- **RECORD LIST**:
#####
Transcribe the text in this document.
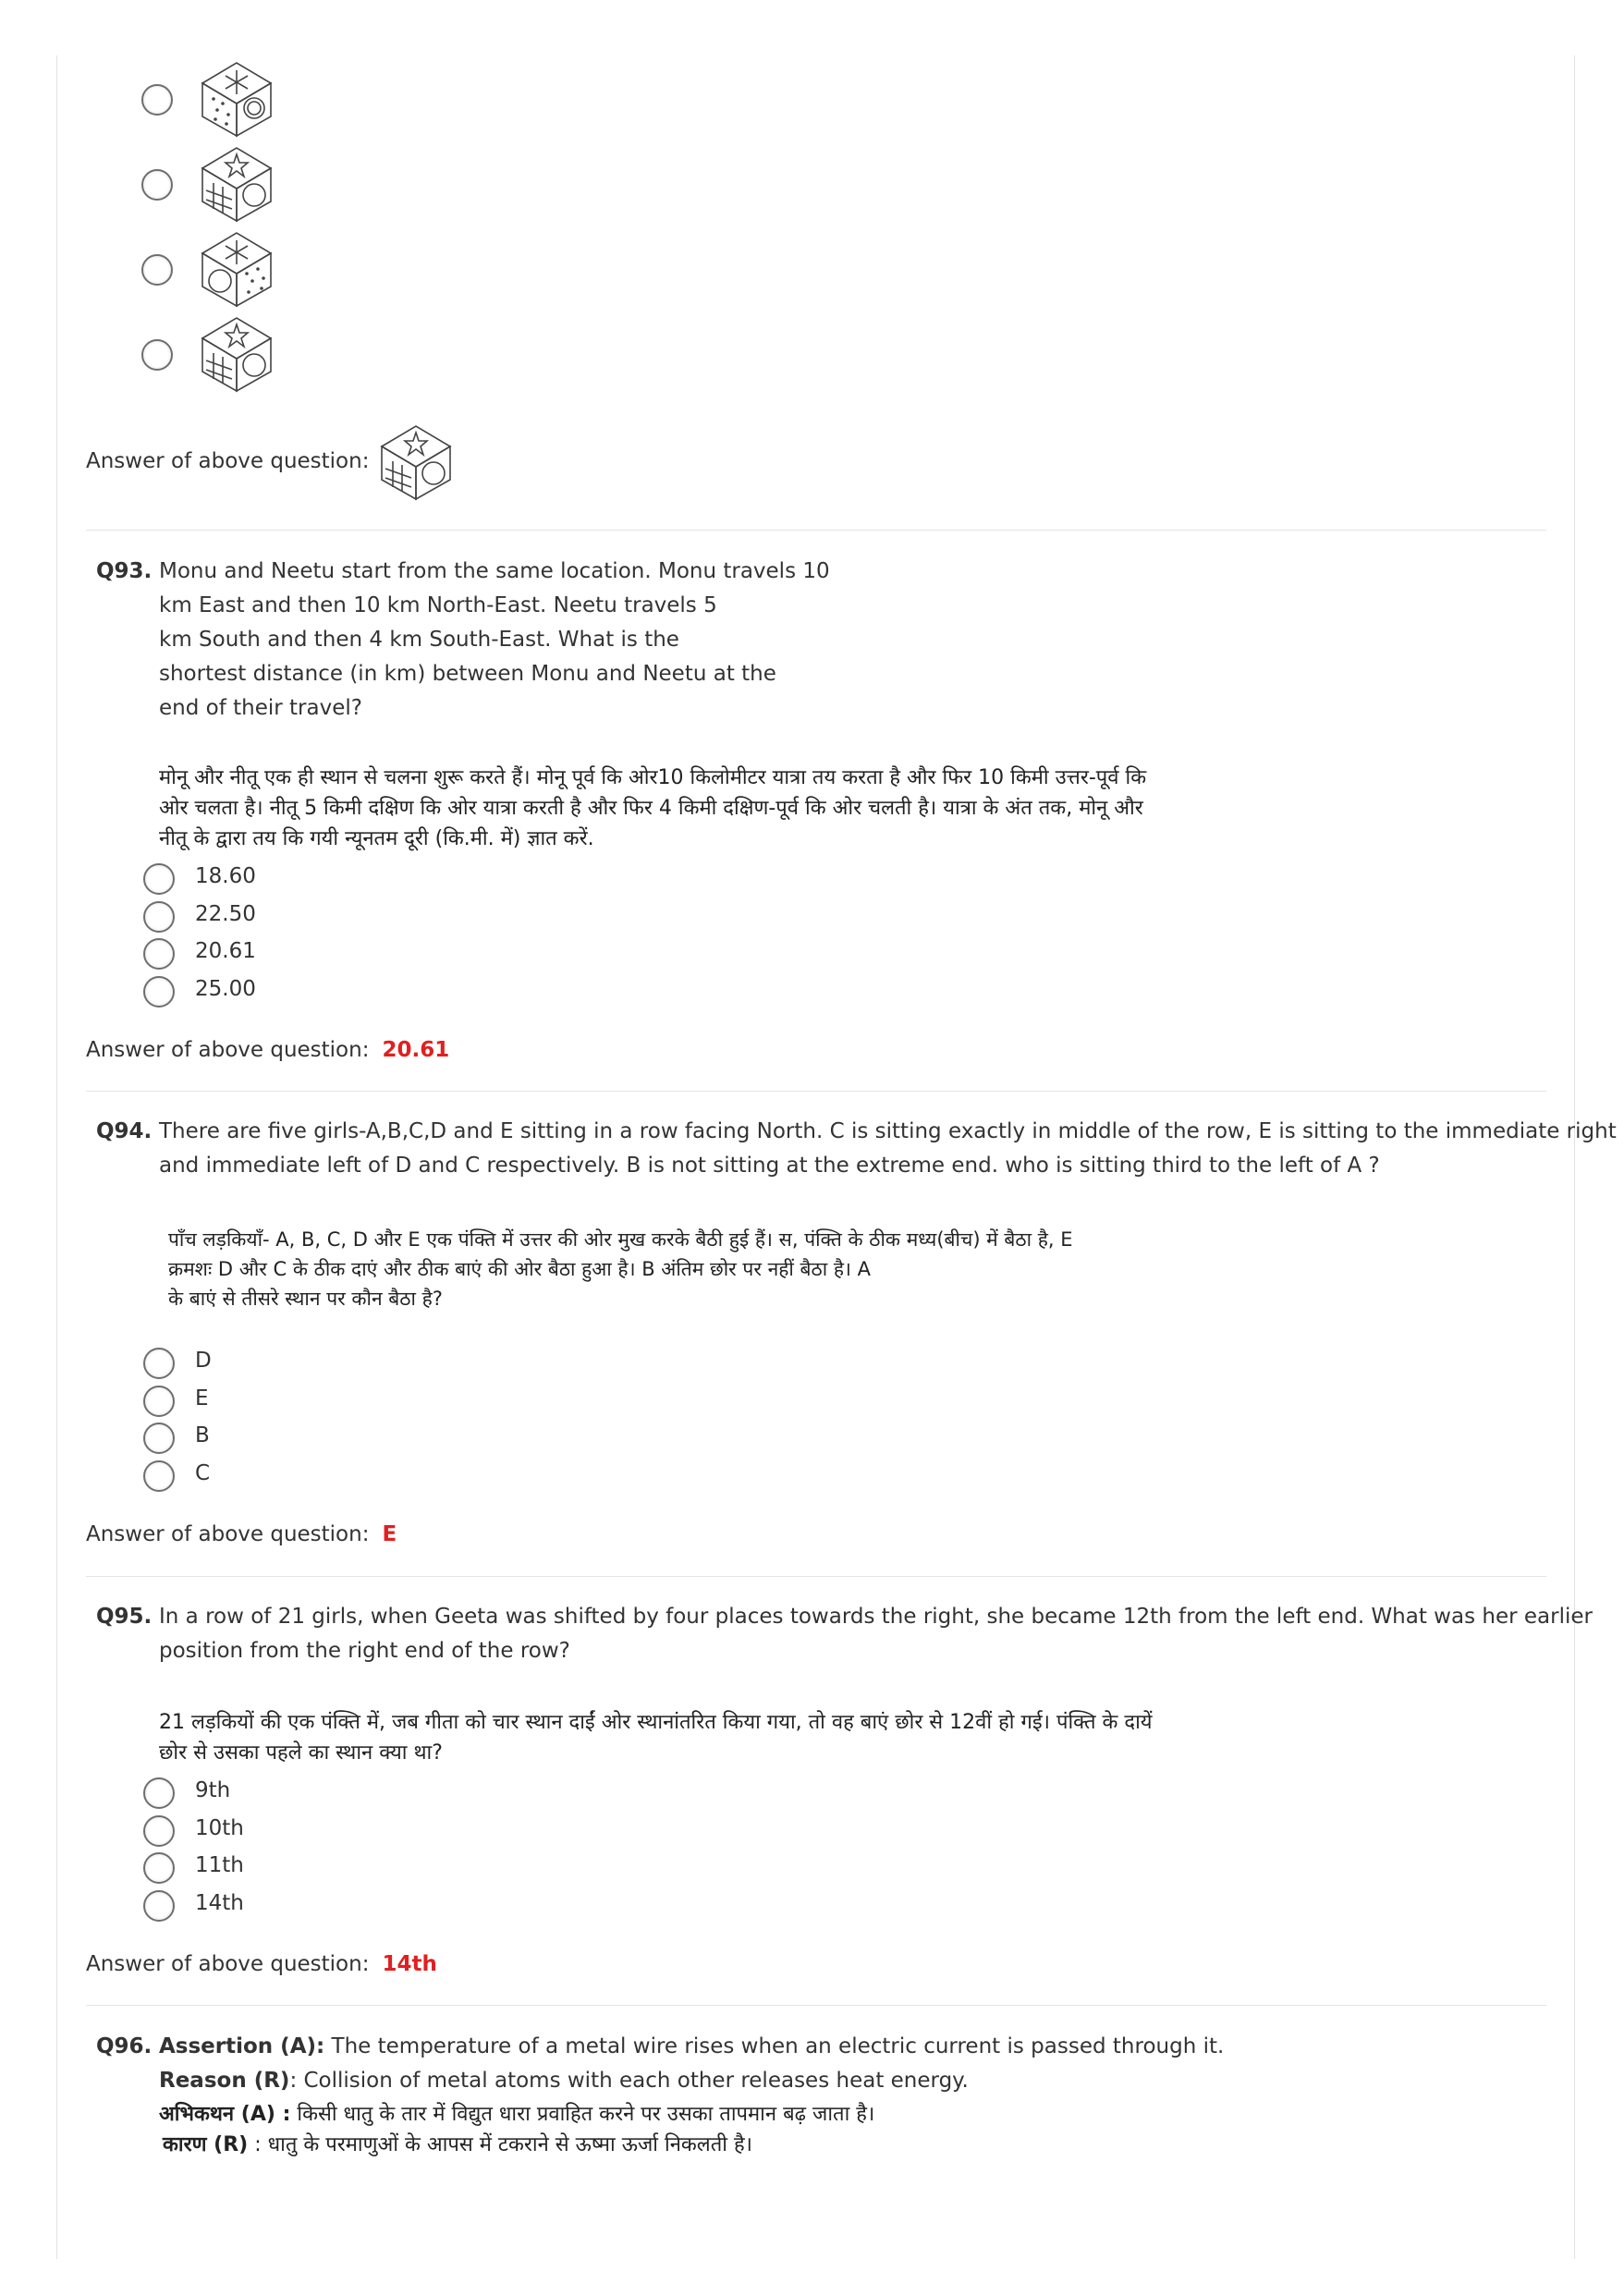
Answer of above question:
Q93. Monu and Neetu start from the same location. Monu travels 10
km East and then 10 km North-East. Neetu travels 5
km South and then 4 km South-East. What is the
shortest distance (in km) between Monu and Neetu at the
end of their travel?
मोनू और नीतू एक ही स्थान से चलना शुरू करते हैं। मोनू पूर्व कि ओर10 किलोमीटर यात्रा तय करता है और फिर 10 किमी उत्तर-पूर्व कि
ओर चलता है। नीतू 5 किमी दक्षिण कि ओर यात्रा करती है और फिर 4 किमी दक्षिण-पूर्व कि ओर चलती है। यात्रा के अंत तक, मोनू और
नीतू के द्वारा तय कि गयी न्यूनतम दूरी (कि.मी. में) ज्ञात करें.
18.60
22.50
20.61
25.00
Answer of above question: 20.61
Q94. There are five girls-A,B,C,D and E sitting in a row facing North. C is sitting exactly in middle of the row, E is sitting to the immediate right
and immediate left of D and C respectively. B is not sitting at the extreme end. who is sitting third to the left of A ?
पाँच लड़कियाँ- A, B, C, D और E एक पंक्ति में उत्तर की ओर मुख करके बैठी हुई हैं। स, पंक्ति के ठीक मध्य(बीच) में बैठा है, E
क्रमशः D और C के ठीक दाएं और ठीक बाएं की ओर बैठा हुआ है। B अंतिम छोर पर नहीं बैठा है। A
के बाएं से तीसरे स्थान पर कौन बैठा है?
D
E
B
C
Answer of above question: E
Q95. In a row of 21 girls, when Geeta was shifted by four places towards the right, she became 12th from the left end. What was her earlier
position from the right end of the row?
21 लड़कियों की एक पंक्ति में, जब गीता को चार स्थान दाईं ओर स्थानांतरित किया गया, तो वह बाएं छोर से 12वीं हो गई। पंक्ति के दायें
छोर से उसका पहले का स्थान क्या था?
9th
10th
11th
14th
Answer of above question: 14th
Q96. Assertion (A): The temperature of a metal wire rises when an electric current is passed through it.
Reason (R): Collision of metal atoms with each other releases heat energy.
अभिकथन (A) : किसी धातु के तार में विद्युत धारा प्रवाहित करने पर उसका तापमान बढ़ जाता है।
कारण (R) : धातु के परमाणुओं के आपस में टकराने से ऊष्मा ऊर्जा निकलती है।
#####
Identify the lines in the entries that hold "Monu" and return each one.

- **RESPONSE BELOW**:
Q93. Monu and Neetu start from the same location. Monu travels 10
shortest distance (in km) between Monu and Neetu at the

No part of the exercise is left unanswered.